(Entries taken from a collection)

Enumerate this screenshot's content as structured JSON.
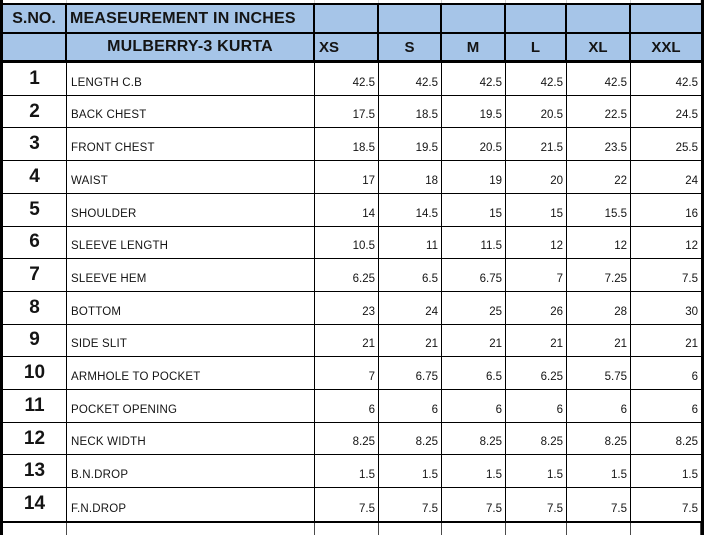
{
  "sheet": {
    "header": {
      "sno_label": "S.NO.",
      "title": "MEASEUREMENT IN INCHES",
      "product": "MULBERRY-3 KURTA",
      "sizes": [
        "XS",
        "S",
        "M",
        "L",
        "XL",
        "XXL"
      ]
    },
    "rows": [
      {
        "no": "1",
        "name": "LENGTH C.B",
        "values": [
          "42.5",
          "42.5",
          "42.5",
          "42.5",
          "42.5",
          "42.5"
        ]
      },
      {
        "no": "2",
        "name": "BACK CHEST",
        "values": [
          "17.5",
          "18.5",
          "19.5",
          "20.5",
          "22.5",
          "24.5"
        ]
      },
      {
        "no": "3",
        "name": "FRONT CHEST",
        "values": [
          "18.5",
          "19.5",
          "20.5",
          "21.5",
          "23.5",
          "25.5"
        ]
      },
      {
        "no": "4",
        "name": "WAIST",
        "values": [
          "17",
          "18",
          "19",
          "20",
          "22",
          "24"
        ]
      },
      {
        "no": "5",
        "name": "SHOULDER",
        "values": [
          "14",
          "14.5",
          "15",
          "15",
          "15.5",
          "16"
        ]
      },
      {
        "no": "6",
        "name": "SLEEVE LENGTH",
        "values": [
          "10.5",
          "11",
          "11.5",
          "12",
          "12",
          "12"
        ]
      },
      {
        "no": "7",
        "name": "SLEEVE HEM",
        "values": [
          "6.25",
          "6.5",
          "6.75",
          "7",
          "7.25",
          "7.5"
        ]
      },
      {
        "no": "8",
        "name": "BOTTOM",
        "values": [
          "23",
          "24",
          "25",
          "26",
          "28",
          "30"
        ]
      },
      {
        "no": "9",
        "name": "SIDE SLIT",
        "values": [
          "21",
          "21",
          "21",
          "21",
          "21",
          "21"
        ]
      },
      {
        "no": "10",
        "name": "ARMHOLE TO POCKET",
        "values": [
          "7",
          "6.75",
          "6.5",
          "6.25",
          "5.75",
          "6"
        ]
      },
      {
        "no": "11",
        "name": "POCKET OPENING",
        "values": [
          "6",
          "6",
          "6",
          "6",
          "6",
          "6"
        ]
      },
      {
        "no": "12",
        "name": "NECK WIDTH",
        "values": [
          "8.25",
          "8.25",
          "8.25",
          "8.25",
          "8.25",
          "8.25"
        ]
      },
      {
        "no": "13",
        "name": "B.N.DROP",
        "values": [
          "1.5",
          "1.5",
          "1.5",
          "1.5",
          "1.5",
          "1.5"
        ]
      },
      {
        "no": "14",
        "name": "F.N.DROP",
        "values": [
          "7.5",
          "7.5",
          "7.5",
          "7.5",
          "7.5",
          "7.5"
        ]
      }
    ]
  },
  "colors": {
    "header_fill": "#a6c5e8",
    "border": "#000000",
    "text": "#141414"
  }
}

...

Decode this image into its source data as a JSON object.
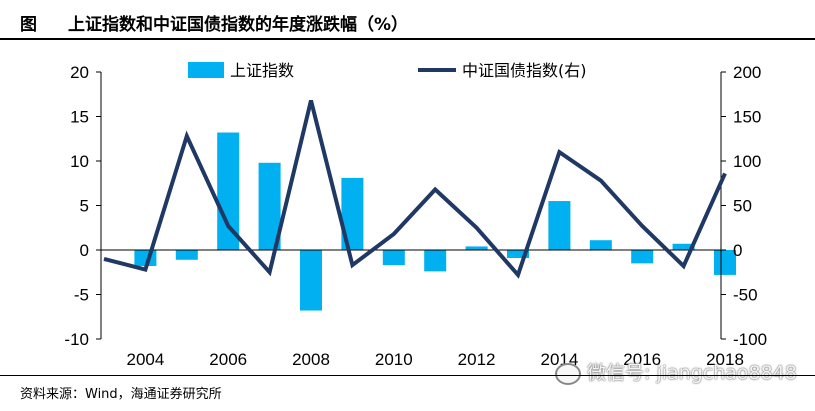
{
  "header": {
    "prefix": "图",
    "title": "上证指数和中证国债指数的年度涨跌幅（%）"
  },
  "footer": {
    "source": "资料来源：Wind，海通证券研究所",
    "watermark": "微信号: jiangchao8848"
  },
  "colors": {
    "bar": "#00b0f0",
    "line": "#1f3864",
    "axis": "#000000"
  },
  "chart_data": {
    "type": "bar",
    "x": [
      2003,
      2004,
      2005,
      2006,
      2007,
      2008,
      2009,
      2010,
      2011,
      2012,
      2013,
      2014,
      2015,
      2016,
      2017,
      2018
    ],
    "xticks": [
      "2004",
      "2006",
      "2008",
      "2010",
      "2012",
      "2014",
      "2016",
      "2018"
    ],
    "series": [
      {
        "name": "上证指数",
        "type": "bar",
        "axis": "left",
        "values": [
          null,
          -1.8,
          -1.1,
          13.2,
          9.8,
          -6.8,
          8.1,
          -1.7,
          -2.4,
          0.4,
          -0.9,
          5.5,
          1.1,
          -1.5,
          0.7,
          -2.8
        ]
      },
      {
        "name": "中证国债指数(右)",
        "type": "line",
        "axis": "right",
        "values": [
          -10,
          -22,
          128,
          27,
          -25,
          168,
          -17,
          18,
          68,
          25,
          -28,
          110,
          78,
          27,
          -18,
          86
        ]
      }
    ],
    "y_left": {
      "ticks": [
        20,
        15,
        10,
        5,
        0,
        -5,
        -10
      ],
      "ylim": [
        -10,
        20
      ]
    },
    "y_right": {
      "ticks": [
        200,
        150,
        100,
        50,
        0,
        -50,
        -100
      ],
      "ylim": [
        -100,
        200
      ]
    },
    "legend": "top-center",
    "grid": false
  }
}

...

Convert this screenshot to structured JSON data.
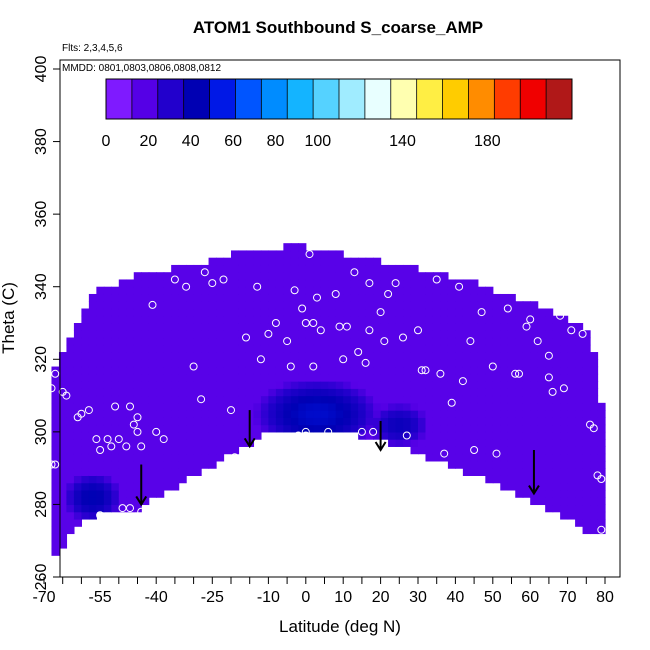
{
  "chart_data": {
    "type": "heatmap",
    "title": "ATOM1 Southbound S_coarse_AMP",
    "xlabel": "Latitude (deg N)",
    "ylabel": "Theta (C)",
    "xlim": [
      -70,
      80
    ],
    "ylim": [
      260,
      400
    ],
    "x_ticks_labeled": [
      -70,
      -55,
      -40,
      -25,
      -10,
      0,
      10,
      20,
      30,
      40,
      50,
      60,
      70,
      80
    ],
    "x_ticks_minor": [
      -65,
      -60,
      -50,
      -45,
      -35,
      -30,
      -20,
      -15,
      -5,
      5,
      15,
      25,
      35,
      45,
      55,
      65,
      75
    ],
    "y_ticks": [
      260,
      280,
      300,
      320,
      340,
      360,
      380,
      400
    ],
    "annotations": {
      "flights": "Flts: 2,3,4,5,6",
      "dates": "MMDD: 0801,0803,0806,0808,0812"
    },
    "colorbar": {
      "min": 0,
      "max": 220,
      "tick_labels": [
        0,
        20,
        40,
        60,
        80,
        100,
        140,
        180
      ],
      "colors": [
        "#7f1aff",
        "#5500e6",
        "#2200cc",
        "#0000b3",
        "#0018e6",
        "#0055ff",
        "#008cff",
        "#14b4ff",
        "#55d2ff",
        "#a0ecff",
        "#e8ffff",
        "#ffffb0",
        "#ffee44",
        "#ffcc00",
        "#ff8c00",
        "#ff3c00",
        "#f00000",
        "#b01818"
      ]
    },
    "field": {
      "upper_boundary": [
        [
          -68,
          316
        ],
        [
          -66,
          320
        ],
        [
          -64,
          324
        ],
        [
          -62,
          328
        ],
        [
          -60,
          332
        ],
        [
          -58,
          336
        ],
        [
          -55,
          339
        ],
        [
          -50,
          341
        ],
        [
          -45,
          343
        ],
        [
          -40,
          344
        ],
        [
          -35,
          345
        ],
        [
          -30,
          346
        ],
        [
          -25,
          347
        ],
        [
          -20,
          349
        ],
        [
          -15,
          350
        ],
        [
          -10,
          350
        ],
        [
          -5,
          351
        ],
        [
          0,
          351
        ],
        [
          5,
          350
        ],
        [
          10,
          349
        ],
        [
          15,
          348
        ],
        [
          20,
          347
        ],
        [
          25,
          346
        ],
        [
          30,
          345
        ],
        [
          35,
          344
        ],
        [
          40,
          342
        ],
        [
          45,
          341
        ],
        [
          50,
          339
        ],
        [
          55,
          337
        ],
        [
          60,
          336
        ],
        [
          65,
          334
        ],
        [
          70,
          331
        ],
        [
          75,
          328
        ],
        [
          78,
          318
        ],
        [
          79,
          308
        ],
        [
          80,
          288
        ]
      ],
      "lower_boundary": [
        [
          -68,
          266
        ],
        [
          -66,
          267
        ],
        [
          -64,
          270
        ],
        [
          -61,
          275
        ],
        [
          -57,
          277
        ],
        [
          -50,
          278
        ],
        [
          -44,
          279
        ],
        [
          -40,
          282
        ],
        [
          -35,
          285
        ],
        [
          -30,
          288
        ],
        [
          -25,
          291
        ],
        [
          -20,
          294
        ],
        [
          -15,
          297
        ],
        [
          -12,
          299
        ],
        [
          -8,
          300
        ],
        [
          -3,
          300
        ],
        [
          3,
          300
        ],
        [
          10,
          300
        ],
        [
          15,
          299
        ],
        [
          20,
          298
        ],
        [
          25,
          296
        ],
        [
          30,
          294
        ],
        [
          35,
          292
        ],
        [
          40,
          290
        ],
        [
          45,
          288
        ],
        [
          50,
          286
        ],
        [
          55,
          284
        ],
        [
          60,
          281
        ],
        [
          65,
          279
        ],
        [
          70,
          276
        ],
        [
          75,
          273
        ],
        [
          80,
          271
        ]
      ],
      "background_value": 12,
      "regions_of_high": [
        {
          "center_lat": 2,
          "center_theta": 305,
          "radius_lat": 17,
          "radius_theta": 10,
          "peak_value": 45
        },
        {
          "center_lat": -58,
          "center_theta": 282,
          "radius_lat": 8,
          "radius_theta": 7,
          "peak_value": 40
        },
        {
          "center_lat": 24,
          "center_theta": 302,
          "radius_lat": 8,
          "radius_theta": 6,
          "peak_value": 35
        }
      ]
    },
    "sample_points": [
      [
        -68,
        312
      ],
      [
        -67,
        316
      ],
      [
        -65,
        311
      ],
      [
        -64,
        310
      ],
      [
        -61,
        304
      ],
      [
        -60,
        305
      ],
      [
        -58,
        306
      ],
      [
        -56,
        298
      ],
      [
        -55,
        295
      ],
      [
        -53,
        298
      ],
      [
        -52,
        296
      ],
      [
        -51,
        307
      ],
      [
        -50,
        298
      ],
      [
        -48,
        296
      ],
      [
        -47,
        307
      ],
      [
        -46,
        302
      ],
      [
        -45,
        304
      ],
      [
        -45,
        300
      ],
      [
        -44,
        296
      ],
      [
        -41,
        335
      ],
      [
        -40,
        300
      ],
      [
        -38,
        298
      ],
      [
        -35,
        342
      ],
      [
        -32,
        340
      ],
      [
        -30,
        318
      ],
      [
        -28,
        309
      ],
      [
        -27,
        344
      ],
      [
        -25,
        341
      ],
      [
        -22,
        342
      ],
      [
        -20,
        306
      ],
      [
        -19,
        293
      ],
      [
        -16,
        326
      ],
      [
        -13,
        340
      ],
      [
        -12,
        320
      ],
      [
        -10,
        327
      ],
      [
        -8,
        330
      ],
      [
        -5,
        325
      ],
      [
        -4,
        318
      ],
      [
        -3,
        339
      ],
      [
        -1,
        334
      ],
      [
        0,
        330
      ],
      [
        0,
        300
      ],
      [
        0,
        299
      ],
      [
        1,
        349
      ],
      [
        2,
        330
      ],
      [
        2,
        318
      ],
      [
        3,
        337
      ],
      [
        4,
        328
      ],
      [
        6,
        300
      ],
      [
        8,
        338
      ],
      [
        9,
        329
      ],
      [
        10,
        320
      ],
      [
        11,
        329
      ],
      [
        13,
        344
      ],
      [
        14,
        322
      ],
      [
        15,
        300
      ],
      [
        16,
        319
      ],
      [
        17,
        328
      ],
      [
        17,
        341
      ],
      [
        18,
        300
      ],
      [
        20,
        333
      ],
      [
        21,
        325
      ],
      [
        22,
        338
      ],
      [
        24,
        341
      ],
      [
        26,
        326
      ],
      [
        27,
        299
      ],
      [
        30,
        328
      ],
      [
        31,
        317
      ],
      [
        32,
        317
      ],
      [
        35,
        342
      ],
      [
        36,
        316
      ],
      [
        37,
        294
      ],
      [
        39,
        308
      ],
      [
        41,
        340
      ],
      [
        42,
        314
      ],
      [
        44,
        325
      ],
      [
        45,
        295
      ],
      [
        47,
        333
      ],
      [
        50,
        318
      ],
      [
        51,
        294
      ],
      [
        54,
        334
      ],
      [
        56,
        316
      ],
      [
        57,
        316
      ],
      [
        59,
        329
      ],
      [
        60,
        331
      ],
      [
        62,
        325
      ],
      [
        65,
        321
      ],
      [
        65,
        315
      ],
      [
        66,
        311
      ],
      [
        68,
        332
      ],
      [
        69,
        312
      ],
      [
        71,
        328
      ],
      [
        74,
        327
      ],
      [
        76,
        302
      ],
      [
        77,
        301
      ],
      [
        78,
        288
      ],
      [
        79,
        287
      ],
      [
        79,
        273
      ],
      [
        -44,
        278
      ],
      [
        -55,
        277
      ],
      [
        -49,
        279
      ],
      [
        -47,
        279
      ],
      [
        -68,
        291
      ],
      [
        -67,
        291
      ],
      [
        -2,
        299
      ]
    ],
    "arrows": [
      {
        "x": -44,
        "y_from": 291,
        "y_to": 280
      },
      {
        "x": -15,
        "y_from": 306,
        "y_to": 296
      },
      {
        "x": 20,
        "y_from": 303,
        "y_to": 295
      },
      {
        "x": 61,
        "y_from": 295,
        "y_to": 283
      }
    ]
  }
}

◆ **WRITTEN TASK**
Search the records above for the string "title". Copy every line that contains it.

◆ **TASK ANSWER**
      "title": "MEASEUREMENT IN INCHES",
    "title": "上证指数和中证国债指数的年度涨跌幅（%）"
    "title": "ATOM1 Southbound S_coarse_AMP",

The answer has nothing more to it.